= Supplied data =
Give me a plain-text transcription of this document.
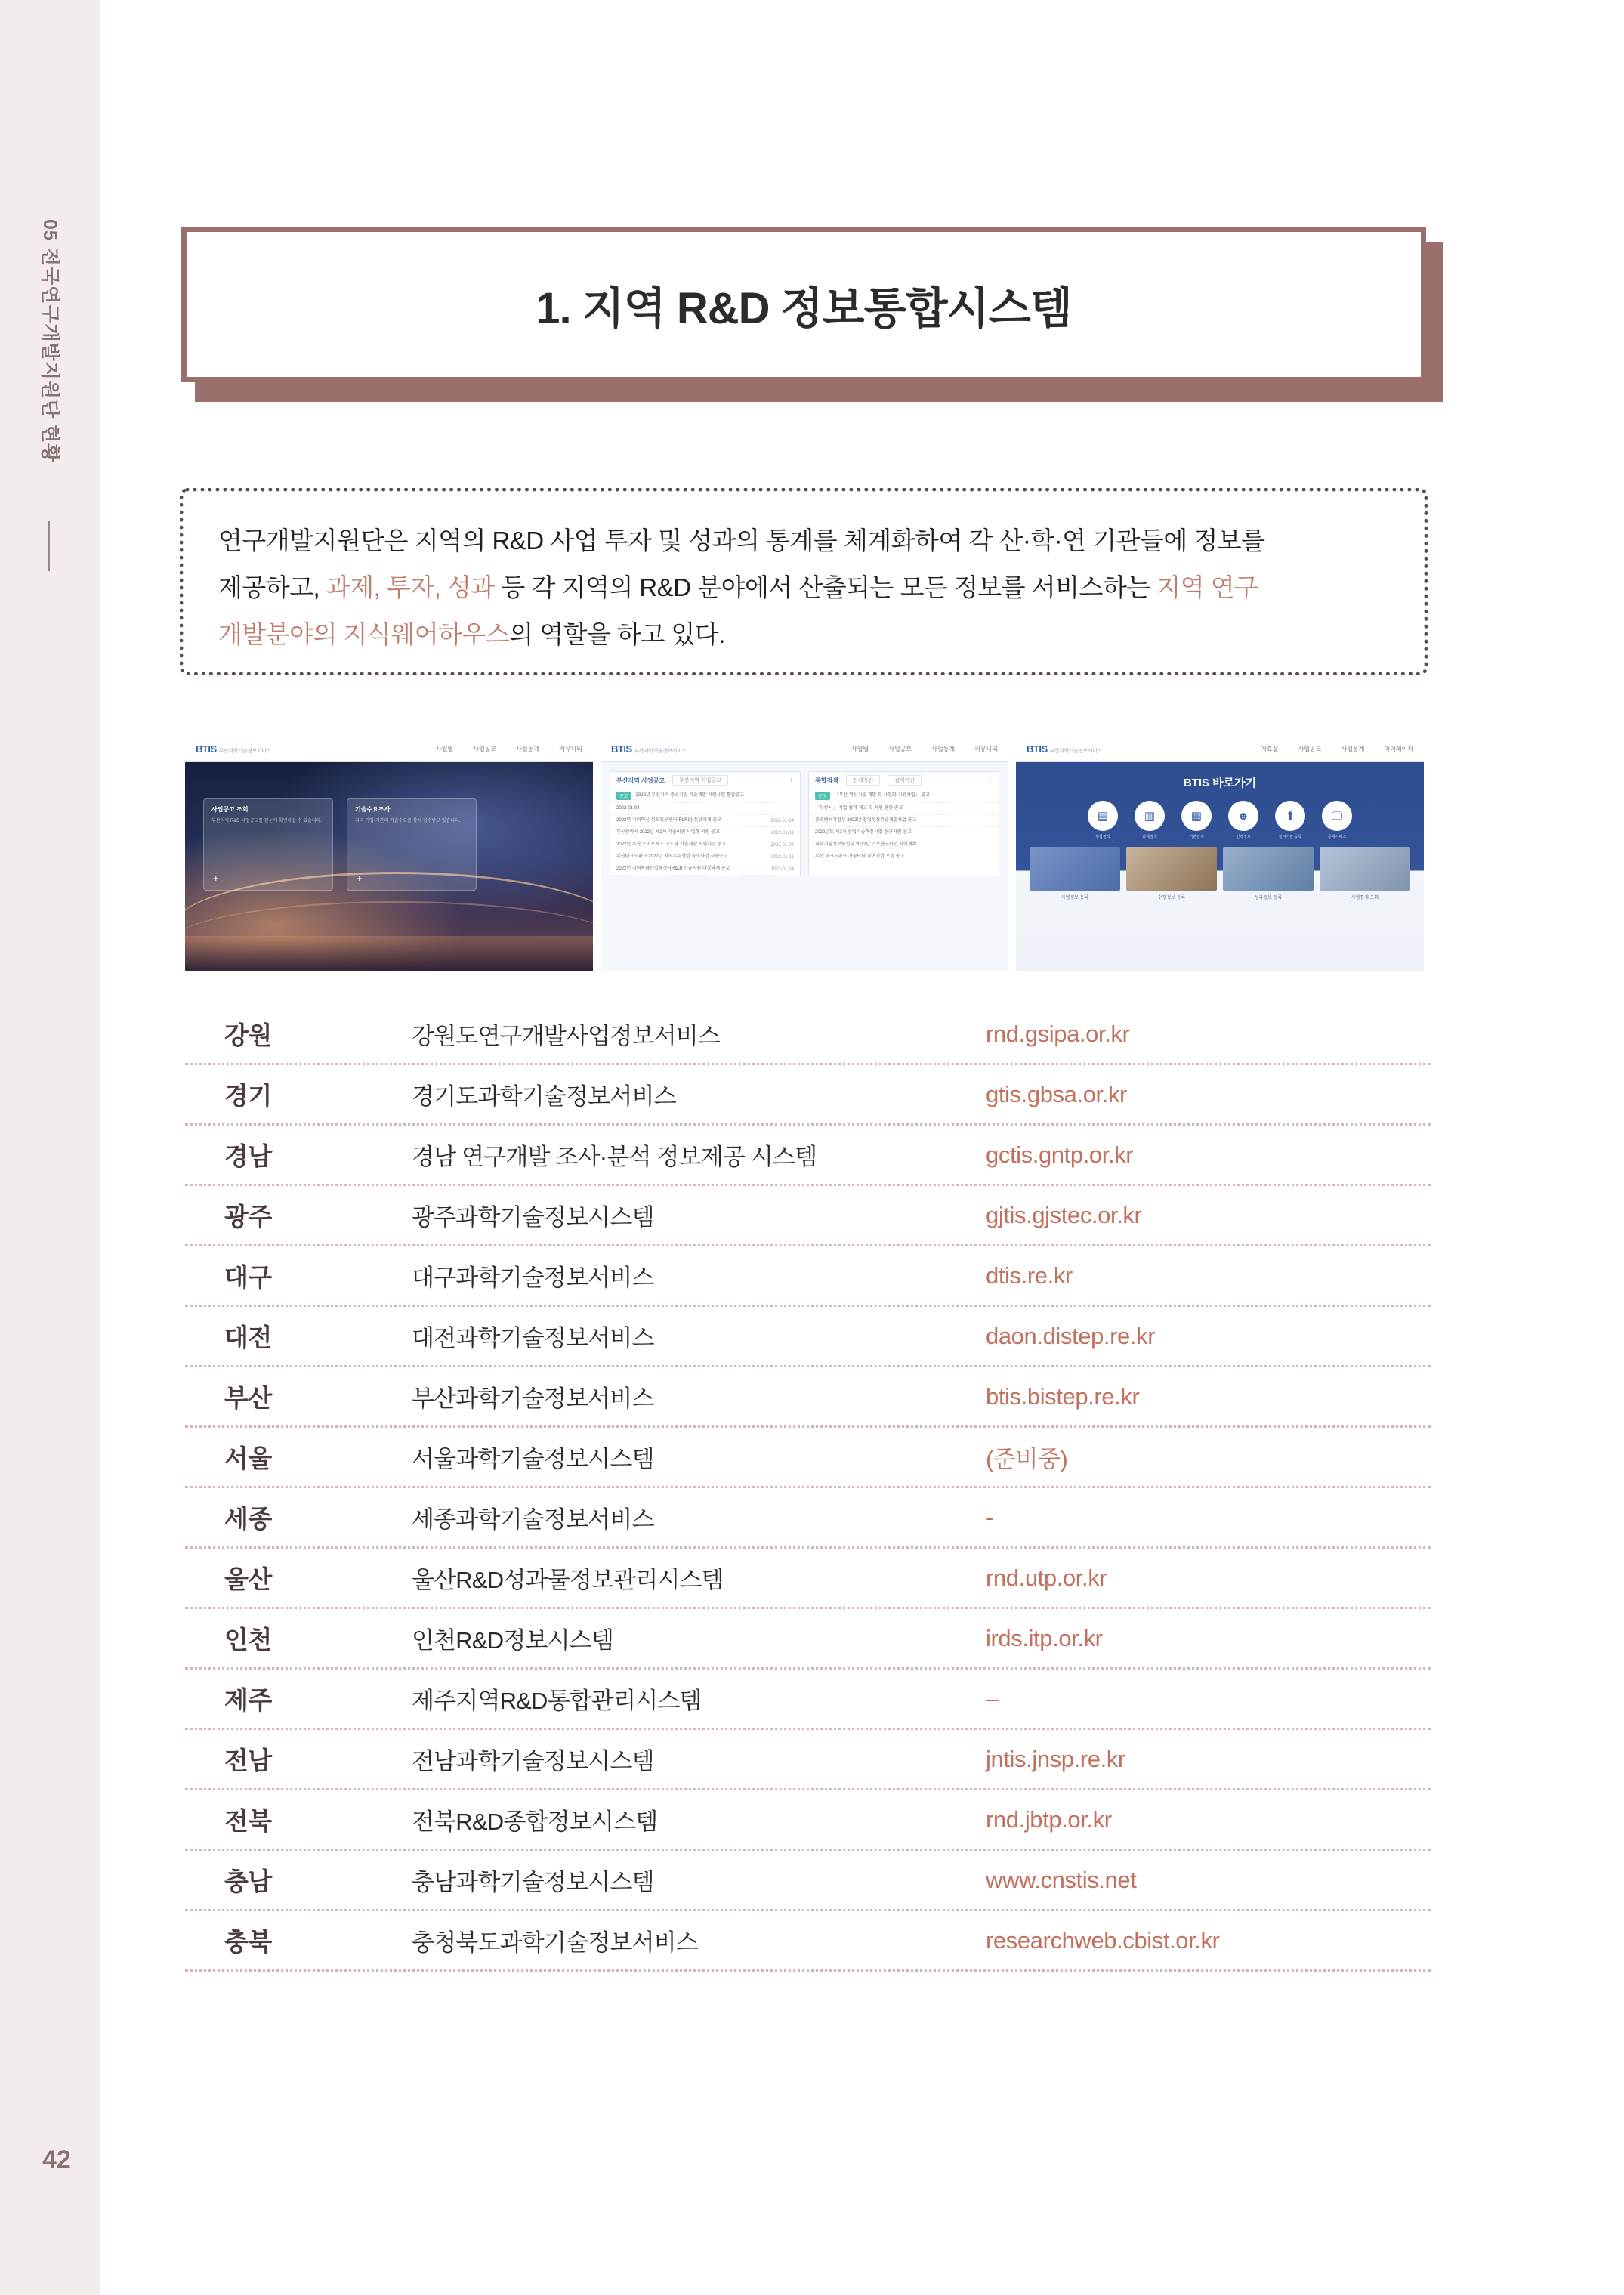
05 전국연구개발지원단 현황
42
1. 지역 R&D 정보통합시스템
연구개발지원단은 지역의 R&D 사업 투자 및 성과의 통계를 체계화하여 각 산·학·연 기관들에 정보를
제공하고, 과제, 투자, 성과 등 각 지역의 R&D 분야에서 산출되는 모든 정보를 서비스하는 지역 연구
개발분야의 지식웨어하우스의 역할을 하고 있다.
BTIS 부산과학기술정보서비스	사업별	사업공모	사업통계	커뮤니티
사업공고 조회
부산지역 R&D 사업공고를 한눈에 확인하실 수 있습니다.
+
기술수요조사
지역 기업·기관의 기술수요를 상시 접수받고 있습니다.
+
BTIS 부산과학기술정보서비스	사업별	사업공모	사업통계	커뮤니티
부산지역 사업공고	부산지역 사업공고	+
공고	2022년 부산지역 중소기업 기술개발 지원사업 통합공고
2022-01-04
2022년 지역혁신 선도연구센터(RLRC) 신규과제 공모	2022-01-04
부산광역시 2022년 제1차 기술이전 사업화 지원 공고	2022-01-11
2022년 부산 스마트제조 고도화 기술개발 지원사업 공고	2022-01-04
부산테크노파크 2022년 지역주력산업 육성사업 시행공고	2022-01-11
2022년 지역특화산업육성+(R&D) 신규지원 대상과제 공고	2022-01-04
통합검색	전체기관	검색기간	+
공고	「부산 혁신기술 개발 및 사업화 지원사업」 공고
「부산시」 기업 활력 제고 및 지원 관련 공고
중소벤처기업부 2022년 창업성장기술개발사업 공고
2022년도 제1차 산업기술혁신사업 신규지원 공고
과학기술정보통신부 2022년 기초연구사업 시행계획
부산 테크노파크 기술닥터 참여기업 모집 공고
BTIS 부산과학기술정보서비스	자료실	사업공모	사업통계	마이페이지
BTIS 바로가기
▤	▥	▦	☻	⬆	🖵
통합검색	과제검색	기관검색	인력정보	참여기관 등록	통계서비스
사업정보 등록	수행정보 등록	성과정보 등록	사업통계 조회
강원	강원도연구개발사업정보서비스	rnd.gsipa.or.kr
경기	경기도과학기술정보서비스	gtis.gbsa.or.kr
경남	경남 연구개발 조사·분석 정보제공 시스템	gctis.gntp.or.kr
광주	광주과학기술정보시스템	gjtis.gjstec.or.kr
대구	대구과학기술정보서비스	dtis.re.kr
대전	대전과학기술정보서비스	daon.distep.re.kr
부산	부산과학기술정보서비스	btis.bistep.re.kr
서울	서울과학기술정보시스템	(준비중)
세종	세종과학기술정보서비스	-
울산	울산R&D성과물정보관리시스템	rnd.utp.or.kr
인천	인천R&D정보시스템	irds.itp.or.kr
제주	제주지역R&D통합관리시스템	–
전남	전남과학기술정보시스템	jntis.jnsp.re.kr
전북	전북R&D종합정보시스템	rnd.jbtp.or.kr
충남	충남과학기술정보시스템	www.cnstis.net
충북	충청북도과학기술정보서비스	researchweb.cbist.or.kr
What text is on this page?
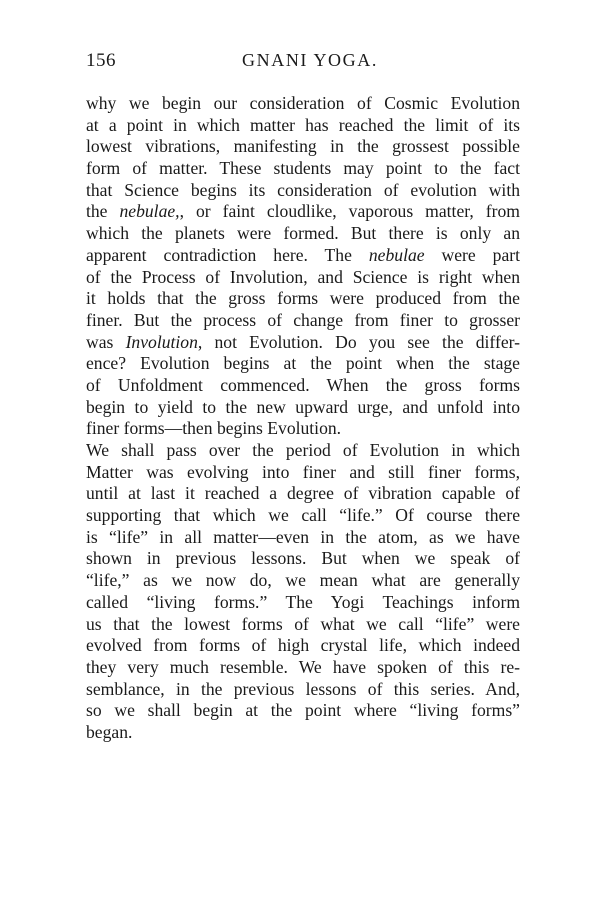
156	GNANI YOGA.
why we begin our consideration of Cosmic Evolution
at a point in which matter has reached the limit of its
lowest vibrations, manifesting in the grossest possible
form of matter. These students may point to the fact
that Science begins its consideration of evolution with
the nebulae,, or faint cloudlike, vaporous matter, from
which the planets were formed. But there is only an
apparent contradiction here. The nebulae were part
of the Process of Involution, and Science is right when
it holds that the gross forms were produced from the
finer. But the process of change from finer to grosser
was Involution, not Evolution. Do you see the differ-
ence? Evolution begins at the point when the stage
of Unfoldment commenced. When the gross forms
begin to yield to the new upward urge, and unfold into
finer forms—then begins Evolution.
We shall pass over the period of Evolution in which
Matter was evolving into finer and still finer forms,
until at last it reached a degree of vibration capable of
supporting that which we call “life.” Of course there
is “life” in all matter—even in the atom, as we have
shown in previous lessons. But when we speak of
“life,” as we now do, we mean what are generally
called “living forms.” The Yogi Teachings inform
us that the lowest forms of what we call “life” were
evolved from forms of high crystal life, which indeed
they very much resemble. We have spoken of this re-
semblance, in the previous lessons of this series. And,
so we shall begin at the point where “living forms”
began.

= Task brief =
Copy out all of the data word for word. Do not carry over any picture.

= Answer in full =
Give me a plain-text transcription of this document.
05 전국연구개발지원단 현황
42
1. 지역 R&D 정보통합시스템
연구개발지원단은 지역의 R&D 사업 투자 및 성과의 통계를 체계화하여 각 산·학·연 기관들에 정보를
제공하고, 과제, 투자, 성과 등 각 지역의 R&D 분야에서 산출되는 모든 정보를 서비스하는 지역 연구
개발분야의 지식웨어하우스의 역할을 하고 있다.
BTIS 부산과학기술정보서비스	사업별	사업공모	사업통계	커뮤니티
사업공고 조회
부산지역 R&D 사업공고를 한눈에 확인하실 수 있습니다.
+
기술수요조사
지역 기업·기관의 기술수요를 상시 접수받고 있습니다.
+
BTIS 부산과학기술정보서비스	사업별	사업공모	사업통계	커뮤니티
부산지역 사업공고	부산지역 사업공고	+
공고	2022년 부산지역 중소기업 기술개발 지원사업 통합공고
2022-01-04
2022년 지역혁신 선도연구센터(RLRC) 신규과제 공모	2022-01-04
부산광역시 2022년 제1차 기술이전 사업화 지원 공고	2022-01-11
2022년 부산 스마트제조 고도화 기술개발 지원사업 공고	2022-01-04
부산테크노파크 2022년 지역주력산업 육성사업 시행공고	2022-01-11
2022년 지역특화산업육성+(R&D) 신규지원 대상과제 공고	2022-01-04
통합검색	전체기관	검색기간	+
공고	「부산 혁신기술 개발 및 사업화 지원사업」 공고
「부산시」 기업 활력 제고 및 지원 관련 공고
중소벤처기업부 2022년 창업성장기술개발사업 공고
2022년도 제1차 산업기술혁신사업 신규지원 공고
과학기술정보통신부 2022년 기초연구사업 시행계획
부산 테크노파크 기술닥터 참여기업 모집 공고
BTIS 부산과학기술정보서비스	자료실	사업공모	사업통계	마이페이지
BTIS 바로가기
▤	▥	▦	☻	⬆	🖵
통합검색	과제검색	기관검색	인력정보	참여기관 등록	통계서비스
사업정보 등록	수행정보 등록	성과정보 등록	사업통계 조회
강원	강원도연구개발사업정보서비스	rnd.gsipa.or.kr
경기	경기도과학기술정보서비스	gtis.gbsa.or.kr
경남	경남 연구개발 조사·분석 정보제공 시스템	gctis.gntp.or.kr
광주	광주과학기술정보시스템	gjtis.gjstec.or.kr
대구	대구과학기술정보서비스	dtis.re.kr
대전	대전과학기술정보서비스	daon.distep.re.kr
부산	부산과학기술정보서비스	btis.bistep.re.kr
서울	서울과학기술정보시스템	(준비중)
세종	세종과학기술정보서비스	-
울산	울산R&D성과물정보관리시스템	rnd.utp.or.kr
인천	인천R&D정보시스템	irds.itp.or.kr
제주	제주지역R&D통합관리시스템	–
전남	전남과학기술정보시스템	jntis.jnsp.re.kr
전북	전북R&D종합정보시스템	rnd.jbtp.or.kr
충남	충남과학기술정보시스템	www.cnstis.net
충북	충청북도과학기술정보서비스	researchweb.cbist.or.kr
What text is on this page?
156	GNANI YOGA.
why we begin our consideration of Cosmic Evolution
at a point in which matter has reached the limit of its
lowest vibrations, manifesting in the grossest possible
form of matter. These students may point to the fact
that Science begins its consideration of evolution with
the nebulae,, or faint cloudlike, vaporous matter, from
which the planets were formed. But there is only an
apparent contradiction here. The nebulae were part
of the Process of Involution, and Science is right when
it holds that the gross forms were produced from the
finer. But the process of change from finer to grosser
was Involution, not Evolution. Do you see the differ-
ence? Evolution begins at the point when the stage
of Unfoldment commenced. When the gross forms
begin to yield to the new upward urge, and unfold into
finer forms—then begins Evolution.
We shall pass over the period of Evolution in which
Matter was evolving into finer and still finer forms,
until at last it reached a degree of vibration capable of
supporting that which we call “life.” Of course there
is “life” in all matter—even in the atom, as we have
shown in previous lessons. But when we speak of
“life,” as we now do, we mean what are generally
called “living forms.” The Yogi Teachings inform
us that the lowest forms of what we call “life” were
evolved from forms of high crystal life, which indeed
they very much resemble. We have spoken of this re-
semblance, in the previous lessons of this series. And,
so we shall begin at the point where “living forms”
began.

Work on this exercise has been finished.